┏━━

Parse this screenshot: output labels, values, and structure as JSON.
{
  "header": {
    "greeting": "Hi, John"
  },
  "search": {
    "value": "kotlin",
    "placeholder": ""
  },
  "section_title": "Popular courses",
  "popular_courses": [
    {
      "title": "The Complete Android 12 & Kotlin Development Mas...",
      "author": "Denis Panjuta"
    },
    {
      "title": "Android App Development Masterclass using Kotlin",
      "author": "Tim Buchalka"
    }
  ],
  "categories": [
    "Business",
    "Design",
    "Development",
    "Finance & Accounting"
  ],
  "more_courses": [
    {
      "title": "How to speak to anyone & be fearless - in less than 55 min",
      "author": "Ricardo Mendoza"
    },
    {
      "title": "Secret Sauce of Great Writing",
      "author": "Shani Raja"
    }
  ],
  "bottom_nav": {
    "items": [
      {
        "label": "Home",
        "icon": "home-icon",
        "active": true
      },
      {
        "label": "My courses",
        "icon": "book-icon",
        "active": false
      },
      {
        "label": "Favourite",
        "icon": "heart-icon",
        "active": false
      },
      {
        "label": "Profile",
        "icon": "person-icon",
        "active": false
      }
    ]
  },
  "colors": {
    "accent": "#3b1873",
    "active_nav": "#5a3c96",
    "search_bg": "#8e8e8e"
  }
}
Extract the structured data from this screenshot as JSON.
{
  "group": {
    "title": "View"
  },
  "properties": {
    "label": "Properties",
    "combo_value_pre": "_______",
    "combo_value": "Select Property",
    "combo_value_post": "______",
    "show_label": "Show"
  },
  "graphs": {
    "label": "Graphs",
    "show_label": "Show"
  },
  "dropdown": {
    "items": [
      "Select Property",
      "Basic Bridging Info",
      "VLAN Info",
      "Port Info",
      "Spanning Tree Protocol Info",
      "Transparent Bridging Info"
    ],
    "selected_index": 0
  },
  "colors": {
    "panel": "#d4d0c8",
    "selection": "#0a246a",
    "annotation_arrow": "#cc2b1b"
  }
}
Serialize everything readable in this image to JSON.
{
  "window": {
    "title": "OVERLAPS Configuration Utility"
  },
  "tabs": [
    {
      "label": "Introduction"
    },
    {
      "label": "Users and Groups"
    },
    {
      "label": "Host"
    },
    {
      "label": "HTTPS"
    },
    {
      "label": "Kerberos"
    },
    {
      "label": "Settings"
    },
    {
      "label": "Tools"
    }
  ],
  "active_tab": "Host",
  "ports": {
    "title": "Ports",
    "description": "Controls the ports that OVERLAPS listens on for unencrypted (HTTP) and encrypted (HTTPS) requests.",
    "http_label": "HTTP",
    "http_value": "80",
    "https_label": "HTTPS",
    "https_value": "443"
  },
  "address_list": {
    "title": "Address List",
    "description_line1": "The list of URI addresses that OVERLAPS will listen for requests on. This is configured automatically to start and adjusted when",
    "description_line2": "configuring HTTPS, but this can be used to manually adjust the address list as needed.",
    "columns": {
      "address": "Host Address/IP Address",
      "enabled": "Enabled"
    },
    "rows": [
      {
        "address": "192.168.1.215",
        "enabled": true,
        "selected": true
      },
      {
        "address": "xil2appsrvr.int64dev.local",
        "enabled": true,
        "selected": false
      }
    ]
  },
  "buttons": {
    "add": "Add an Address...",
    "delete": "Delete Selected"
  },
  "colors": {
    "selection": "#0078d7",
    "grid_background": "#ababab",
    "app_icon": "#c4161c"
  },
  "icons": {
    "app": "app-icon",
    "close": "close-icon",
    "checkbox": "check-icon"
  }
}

┗━━

**Request**
Please repeat the material above, word for word and in full.

**Solution for this exercise**
Parse this screenshot: output labels, values, and structure as JSON.
{
  "header": {
    "greeting": "Hi, John"
  },
  "search": {
    "value": "kotlin",
    "placeholder": ""
  },
  "section_title": "Popular courses",
  "popular_courses": [
    {
      "title": "The Complete Android 12 & Kotlin Development Mas...",
      "author": "Denis Panjuta"
    },
    {
      "title": "Android App Development Masterclass using Kotlin",
      "author": "Tim Buchalka"
    }
  ],
  "categories": [
    "Business",
    "Design",
    "Development",
    "Finance & Accounting"
  ],
  "more_courses": [
    {
      "title": "How to speak to anyone & be fearless - in less than 55 min",
      "author": "Ricardo Mendoza"
    },
    {
      "title": "Secret Sauce of Great Writing",
      "author": "Shani Raja"
    }
  ],
  "bottom_nav": {
    "items": [
      {
        "label": "Home",
        "icon": "home-icon",
        "active": true
      },
      {
        "label": "My courses",
        "icon": "book-icon",
        "active": false
      },
      {
        "label": "Favourite",
        "icon": "heart-icon",
        "active": false
      },
      {
        "label": "Profile",
        "icon": "person-icon",
        "active": false
      }
    ]
  },
  "colors": {
    "accent": "#3b1873",
    "active_nav": "#5a3c96",
    "search_bg": "#8e8e8e"
  }
}
Extract the structured data from this screenshot as JSON.
{
  "group": {
    "title": "View"
  },
  "properties": {
    "label": "Properties",
    "combo_value_pre": "_______",
    "combo_value": "Select Property",
    "combo_value_post": "______",
    "show_label": "Show"
  },
  "graphs": {
    "label": "Graphs",
    "show_label": "Show"
  },
  "dropdown": {
    "items": [
      "Select Property",
      "Basic Bridging Info",
      "VLAN Info",
      "Port Info",
      "Spanning Tree Protocol Info",
      "Transparent Bridging Info"
    ],
    "selected_index": 0
  },
  "colors": {
    "panel": "#d4d0c8",
    "selection": "#0a246a",
    "annotation_arrow": "#cc2b1b"
  }
}
Serialize everything readable in this image to JSON.
{
  "window": {
    "title": "OVERLAPS Configuration Utility"
  },
  "tabs": [
    {
      "label": "Introduction"
    },
    {
      "label": "Users and Groups"
    },
    {
      "label": "Host"
    },
    {
      "label": "HTTPS"
    },
    {
      "label": "Kerberos"
    },
    {
      "label": "Settings"
    },
    {
      "label": "Tools"
    }
  ],
  "active_tab": "Host",
  "ports": {
    "title": "Ports",
    "description": "Controls the ports that OVERLAPS listens on for unencrypted (HTTP) and encrypted (HTTPS) requests.",
    "http_label": "HTTP",
    "http_value": "80",
    "https_label": "HTTPS",
    "https_value": "443"
  },
  "address_list": {
    "title": "Address List",
    "description_line1": "The list of URI addresses that OVERLAPS will listen for requests on. This is configured automatically to start and adjusted when",
    "description_line2": "configuring HTTPS, but this can be used to manually adjust the address list as needed.",
    "columns": {
      "address": "Host Address/IP Address",
      "enabled": "Enabled"
    },
    "rows": [
      {
        "address": "192.168.1.215",
        "enabled": true,
        "selected": true
      },
      {
        "address": "xil2appsrvr.int64dev.local",
        "enabled": true,
        "selected": false
      }
    ]
  },
  "buttons": {
    "add": "Add an Address...",
    "delete": "Delete Selected"
  },
  "colors": {
    "selection": "#0078d7",
    "grid_background": "#ababab",
    "app_icon": "#c4161c"
  },
  "icons": {
    "app": "app-icon",
    "close": "close-icon",
    "checkbox": "check-icon"
  }
}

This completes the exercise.